TASK DESCRIPTION =
Output the material below unchanged, apart from leaving out the pictures.

EXERCISE DATA =
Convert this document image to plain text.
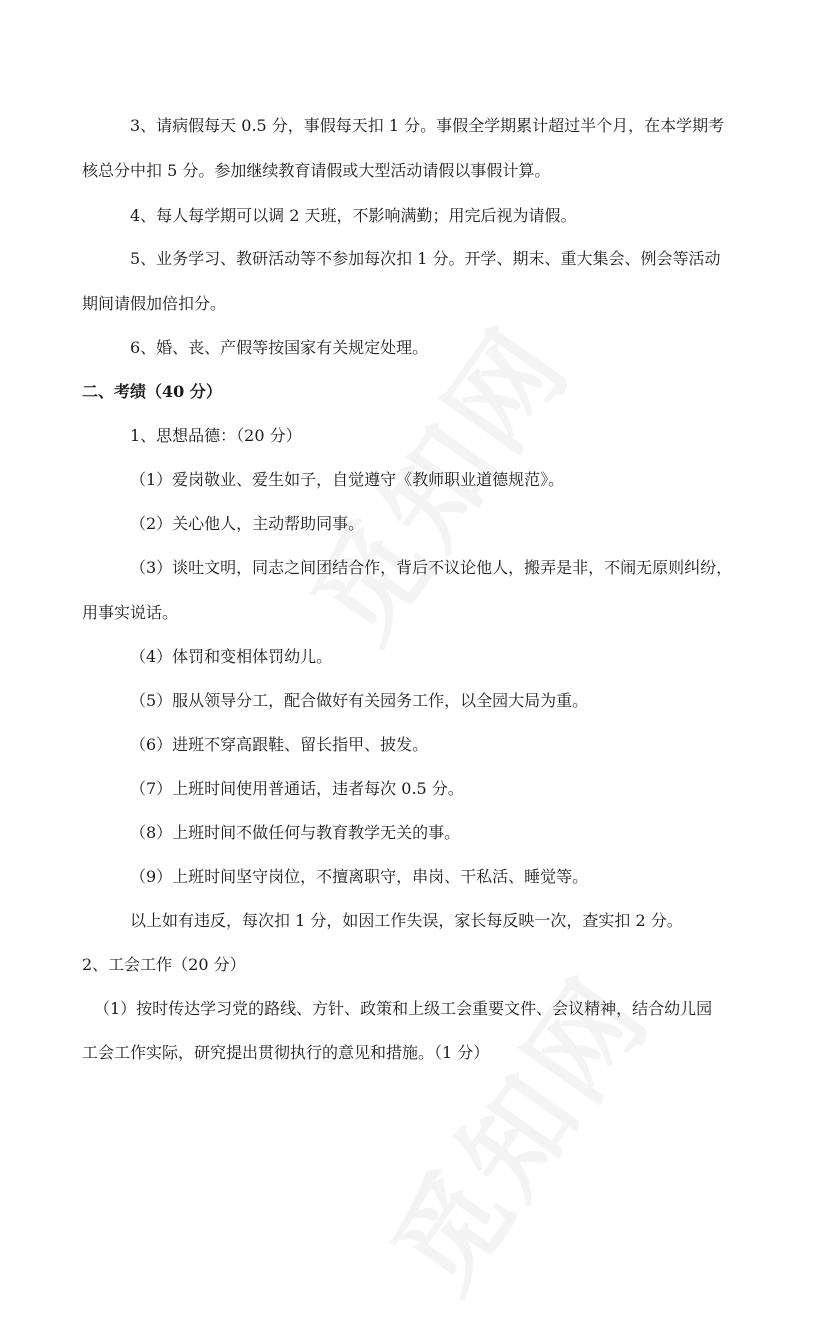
3、请病假每天 0.5 分，事假每天扣 1 分。事假全学期累计超过半个月，在本学期考
核总分中扣 5 分。参加继续教育请假或大型活动请假以事假计算。
4、每人每学期可以调 2 天班，不影响满勤；用完后视为请假。
5、业务学习、教研活动等不参加每次扣 1 分。开学、期末、重大集会、例会等活动
期间请假加倍扣分。
6、婚、丧、产假等按国家有关规定处理。
二、考绩（40 分）
1、思想品德：（20 分）
（1）爱岗敬业、爱生如子，自觉遵守《教师职业道德规范》。
（2）关心他人，主动帮助同事。
（3）谈吐文明，同志之间团结合作，背后不议论他人，搬弄是非，不闹无原则纠纷，
用事实说话。
（4）体罚和变相体罚幼儿。
（5）服从领导分工，配合做好有关园务工作，以全园大局为重。
（6）进班不穿高跟鞋、留长指甲、披发。
（7）上班时间使用普通话，违者每次 0.5 分。
（8）上班时间不做任何与教育教学无关的事。
（9）上班时间坚守岗位，不擅离职守，串岗、干私活、睡觉等。
以上如有违反，每次扣 1 分，如因工作失误，家长每反映一次，查实扣 2 分。
2、工会工作（20 分）
（1）按时传达学习党的路线、方针、政策和上级工会重要文件、会议精神，结合幼儿园
工会工作实际，研究提出贯彻执行的意见和措施。（1 分）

RESPONSE BELOW =
Convert this document image to plain text.
3、请病假每天 0.5 分，事假每天扣 1 分。事假全学期累计超过半个月，在本学期考
核总分中扣 5 分。参加继续教育请假或大型活动请假以事假计算。
4、每人每学期可以调 2 天班，不影响满勤；用完后视为请假。
5、业务学习、教研活动等不参加每次扣 1 分。开学、期末、重大集会、例会等活动
期间请假加倍扣分。
6、婚、丧、产假等按国家有关规定处理。
二、考绩（40 分）
1、思想品德：（20 分）
（1）爱岗敬业、爱生如子，自觉遵守《教师职业道德规范》。
（2）关心他人，主动帮助同事。
（3）谈吐文明，同志之间团结合作，背后不议论他人，搬弄是非，不闹无原则纠纷，
用事实说话。
（4）体罚和变相体罚幼儿。
（5）服从领导分工，配合做好有关园务工作，以全园大局为重。
（6）进班不穿高跟鞋、留长指甲、披发。
（7）上班时间使用普通话，违者每次 0.5 分。
（8）上班时间不做任何与教育教学无关的事。
（9）上班时间坚守岗位，不擅离职守，串岗、干私活、睡觉等。
以上如有违反，每次扣 1 分，如因工作失误，家长每反映一次，查实扣 2 分。
2、工会工作（20 分）
（1）按时传达学习党的路线、方针、政策和上级工会重要文件、会议精神，结合幼儿园
工会工作实际，研究提出贯彻执行的意见和措施。（1 分）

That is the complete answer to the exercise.